Stored data
* BEGIN *
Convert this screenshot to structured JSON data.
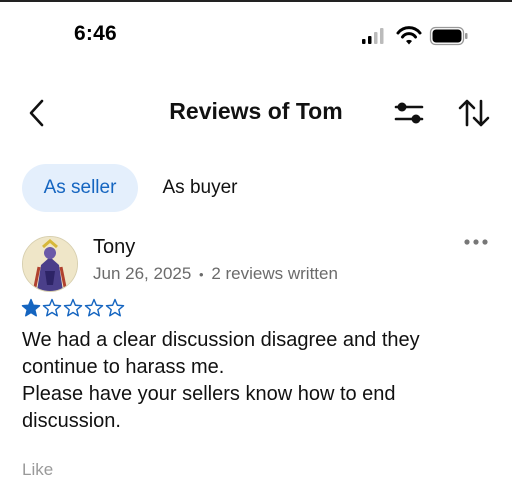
{
  "status_bar": {
    "time": "6:46"
  },
  "header": {
    "title": "Reviews of Tom",
    "back_icon": "chevron-left-icon",
    "filter_icon": "sliders-icon",
    "sort_icon": "sort-arrows-icon"
  },
  "tabs": [
    {
      "label": "As seller",
      "selected": true
    },
    {
      "label": "As buyer",
      "selected": false
    }
  ],
  "review": {
    "reviewer": "Tony",
    "date": "Jun 26, 2025",
    "separator": "•",
    "reviews_written": "2 reviews written",
    "rating": 1,
    "rating_max": 5,
    "lines": [
      "We had a clear discussion disagree and they",
      "continue to harass me.",
      "Please have your sellers know how to end",
      "discussion."
    ],
    "like_label": "Like"
  },
  "colors": {
    "accent": "#1565c0",
    "tab_bg": "#e4effc",
    "meta_text": "#6b6b6b",
    "muted": "#9a9a9a",
    "star": "#1565c0"
  }
}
* END *
EXERCISE
Omit the images and transcribe all of the records above word for word.

RIGHT ANSWER
Convert this screenshot to structured JSON data.
{
  "status_bar": {
    "time": "6:46"
  },
  "header": {
    "title": "Reviews of Tom",
    "back_icon": "chevron-left-icon",
    "filter_icon": "sliders-icon",
    "sort_icon": "sort-arrows-icon"
  },
  "tabs": [
    {
      "label": "As seller",
      "selected": true
    },
    {
      "label": "As buyer",
      "selected": false
    }
  ],
  "review": {
    "reviewer": "Tony",
    "date": "Jun 26, 2025",
    "separator": "•",
    "reviews_written": "2 reviews written",
    "rating": 1,
    "rating_max": 5,
    "lines": [
      "We had a clear discussion disagree and they",
      "continue to harass me.",
      "Please have your sellers know how to end",
      "discussion."
    ],
    "like_label": "Like"
  },
  "colors": {
    "accent": "#1565c0",
    "tab_bg": "#e4effc",
    "meta_text": "#6b6b6b",
    "muted": "#9a9a9a",
    "star": "#1565c0"
  }
}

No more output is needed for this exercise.